To do -> Each entry below should be returned exactly as is, with the pictures removed.
------
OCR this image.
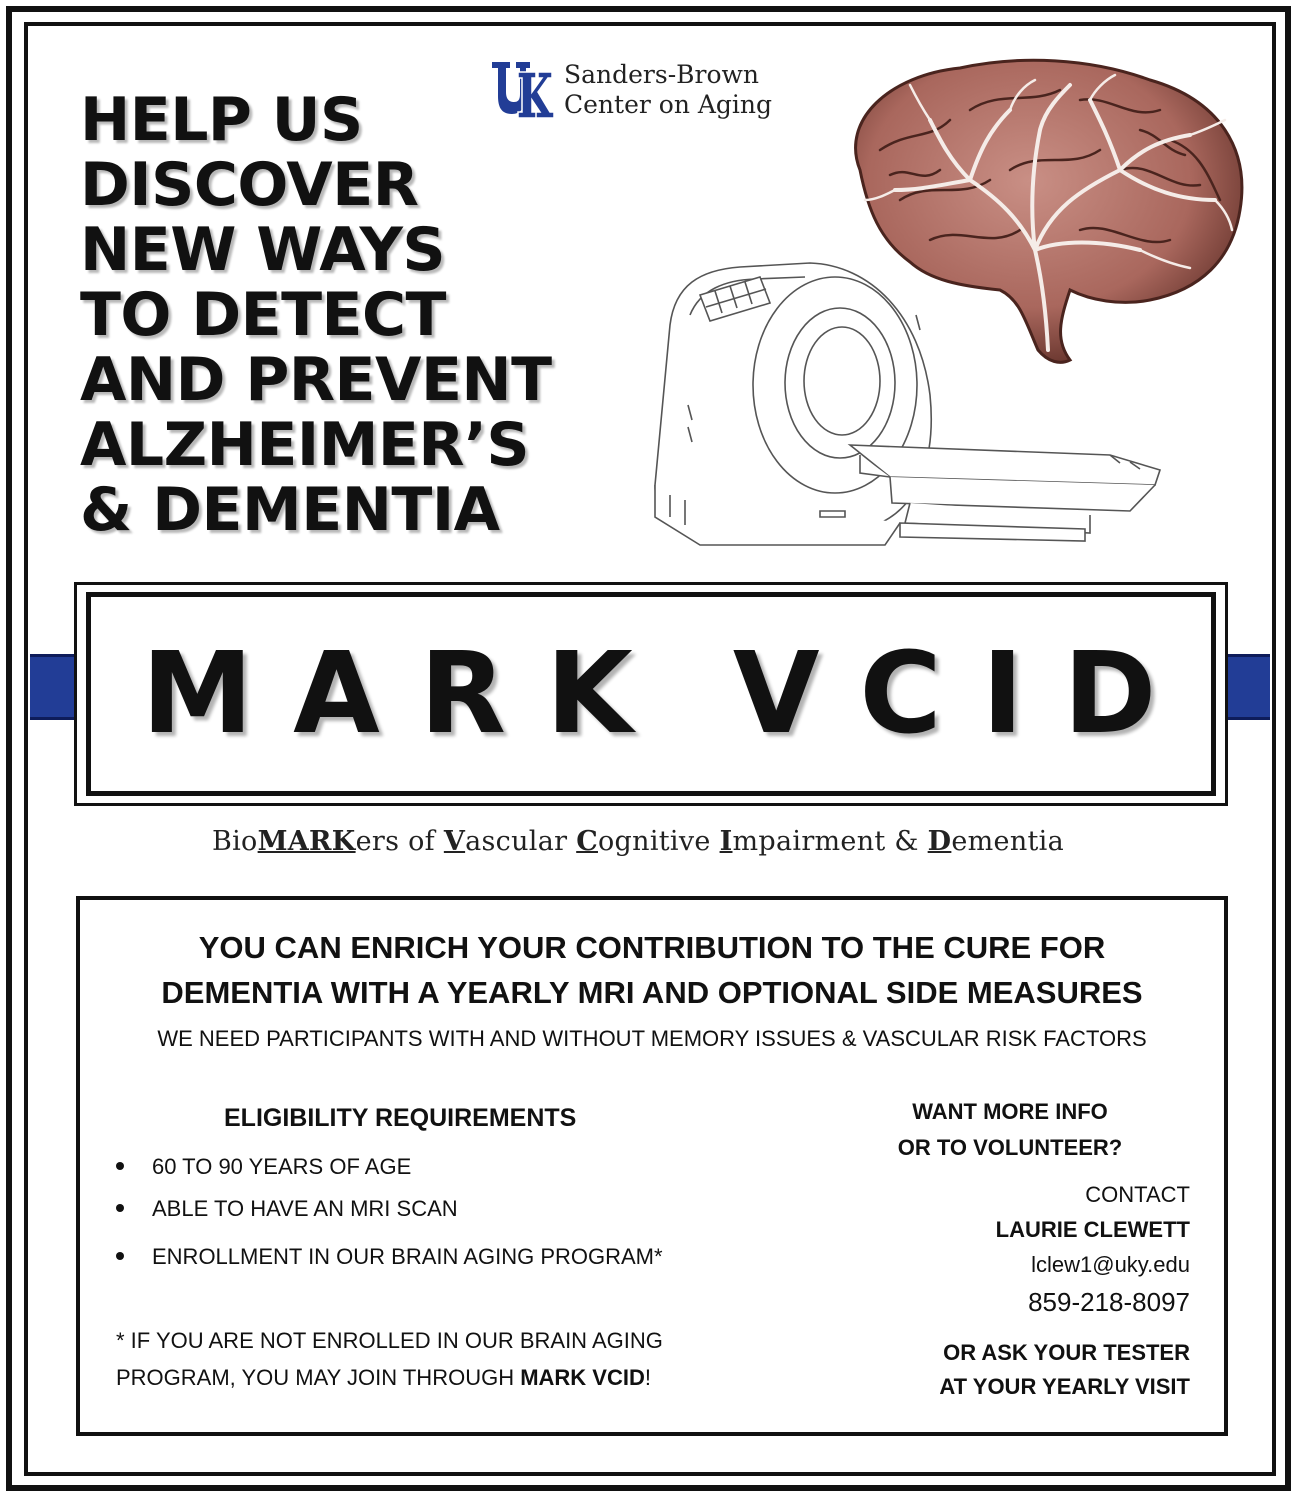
HELP US
DISCOVER
NEW WAYS
TO DETECT
AND PREVENT
ALZHEIMER’S
& DEMENTIA
Sanders-Brown
Center on Aging
MARK VCID
BioMARKers of Vascular Cognitive Impairment & Dementia
YOU CAN ENRICH YOUR CONTRIBUTION TO THE CURE FOR
DEMENTIA WITH A YEARLY MRI AND OPTIONAL SIDE MEASURES
WE NEED PARTICIPANTS WITH AND WITHOUT MEMORY ISSUES & VASCULAR RISK FACTORS
ELIGIBILITY REQUIREMENTS
60 TO 90 YEARS OF AGE
ABLE TO HAVE AN MRI SCAN
ENROLLMENT IN OUR BRAIN AGING PROGRAM*
* IF YOU ARE NOT ENROLLED IN OUR BRAIN AGING PROGRAM, YOU MAY JOIN THROUGH MARK VCID!
WANT MORE INFO
OR TO VOLUNTEER?
CONTACT
LAURIE CLEWETT
lclew1@uky.edu
859-218-8097
OR ASK YOUR TESTER
AT YOUR YEARLY VISIT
------
Correct output ->
OCR this image.
HELP US
DISCOVER
NEW WAYS
TO DETECT
AND PREVENT
ALZHEIMER’S
& DEMENTIA
Sanders-Brown
Center on Aging
MARK VCID
BioMARKers of Vascular Cognitive Impairment & Dementia
YOU CAN ENRICH YOUR CONTRIBUTION TO THE CURE FOR
DEMENTIA WITH A YEARLY MRI AND OPTIONAL SIDE MEASURES
WE NEED PARTICIPANTS WITH AND WITHOUT MEMORY ISSUES & VASCULAR RISK FACTORS
ELIGIBILITY REQUIREMENTS
60 TO 90 YEARS OF AGE
ABLE TO HAVE AN MRI SCAN
ENROLLMENT IN OUR BRAIN AGING PROGRAM*
* IF YOU ARE NOT ENROLLED IN OUR BRAIN AGING PROGRAM, YOU MAY JOIN THROUGH MARK VCID!
WANT MORE INFO
OR TO VOLUNTEER?
CONTACT
LAURIE CLEWETT
lclew1@uky.edu
859-218-8097
OR ASK YOUR TESTER
AT YOUR YEARLY VISIT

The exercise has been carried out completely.